## Task instructions:
Keep the pictures out and restate every record exactly.

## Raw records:
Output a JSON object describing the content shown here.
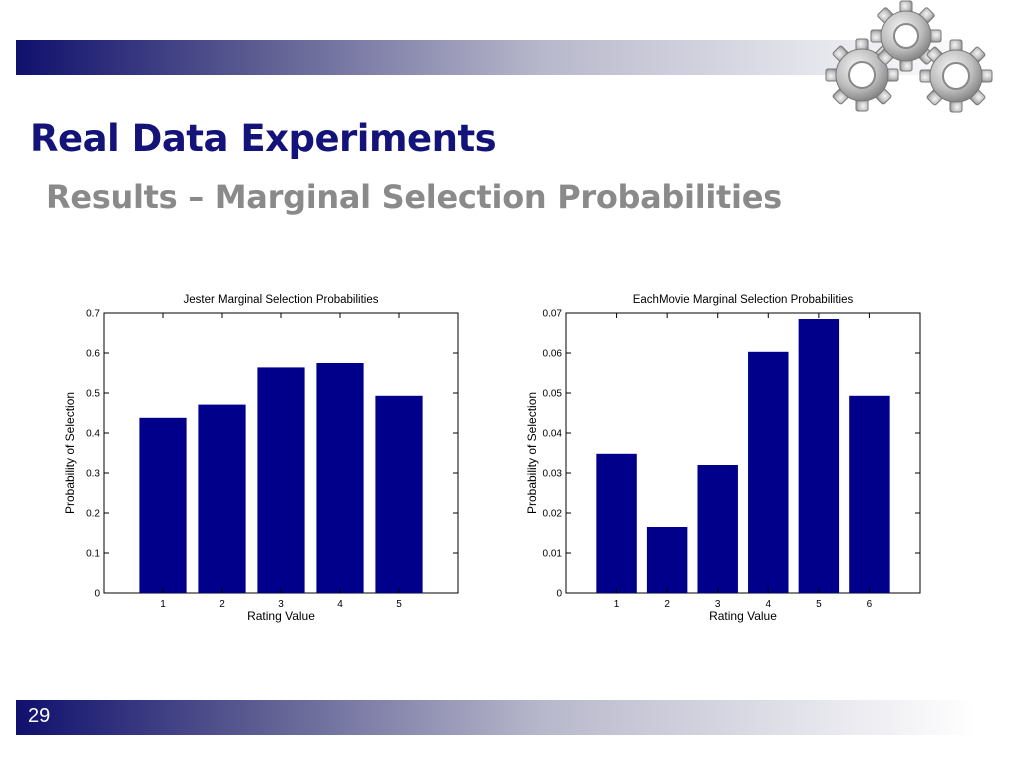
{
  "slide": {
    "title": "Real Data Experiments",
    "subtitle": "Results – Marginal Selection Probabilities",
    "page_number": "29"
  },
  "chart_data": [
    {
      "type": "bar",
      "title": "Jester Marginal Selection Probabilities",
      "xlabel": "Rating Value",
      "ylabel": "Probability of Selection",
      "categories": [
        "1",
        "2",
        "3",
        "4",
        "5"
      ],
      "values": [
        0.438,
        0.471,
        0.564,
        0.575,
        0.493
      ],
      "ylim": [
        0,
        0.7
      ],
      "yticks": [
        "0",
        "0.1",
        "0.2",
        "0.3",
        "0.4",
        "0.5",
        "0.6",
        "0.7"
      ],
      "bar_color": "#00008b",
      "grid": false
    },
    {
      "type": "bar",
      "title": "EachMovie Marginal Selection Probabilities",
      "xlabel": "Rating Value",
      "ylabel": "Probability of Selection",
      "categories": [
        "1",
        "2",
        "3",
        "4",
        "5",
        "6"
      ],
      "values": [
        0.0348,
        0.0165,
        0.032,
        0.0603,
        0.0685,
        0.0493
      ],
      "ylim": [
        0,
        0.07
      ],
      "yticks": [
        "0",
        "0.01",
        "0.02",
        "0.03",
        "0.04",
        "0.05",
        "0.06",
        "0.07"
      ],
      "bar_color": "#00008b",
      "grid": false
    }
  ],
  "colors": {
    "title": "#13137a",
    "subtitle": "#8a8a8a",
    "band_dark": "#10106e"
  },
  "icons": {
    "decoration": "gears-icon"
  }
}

## Completed task:
Output a JSON object describing the content shown here.
{
  "slide": {
    "title": "Real Data Experiments",
    "subtitle": "Results – Marginal Selection Probabilities",
    "page_number": "29"
  },
  "chart_data": [
    {
      "type": "bar",
      "title": "Jester Marginal Selection Probabilities",
      "xlabel": "Rating Value",
      "ylabel": "Probability of Selection",
      "categories": [
        "1",
        "2",
        "3",
        "4",
        "5"
      ],
      "values": [
        0.438,
        0.471,
        0.564,
        0.575,
        0.493
      ],
      "ylim": [
        0,
        0.7
      ],
      "yticks": [
        "0",
        "0.1",
        "0.2",
        "0.3",
        "0.4",
        "0.5",
        "0.6",
        "0.7"
      ],
      "bar_color": "#00008b",
      "grid": false
    },
    {
      "type": "bar",
      "title": "EachMovie Marginal Selection Probabilities",
      "xlabel": "Rating Value",
      "ylabel": "Probability of Selection",
      "categories": [
        "1",
        "2",
        "3",
        "4",
        "5",
        "6"
      ],
      "values": [
        0.0348,
        0.0165,
        0.032,
        0.0603,
        0.0685,
        0.0493
      ],
      "ylim": [
        0,
        0.07
      ],
      "yticks": [
        "0",
        "0.01",
        "0.02",
        "0.03",
        "0.04",
        "0.05",
        "0.06",
        "0.07"
      ],
      "bar_color": "#00008b",
      "grid": false
    }
  ],
  "colors": {
    "title": "#13137a",
    "subtitle": "#8a8a8a",
    "band_dark": "#10106e"
  },
  "icons": {
    "decoration": "gears-icon"
  }
}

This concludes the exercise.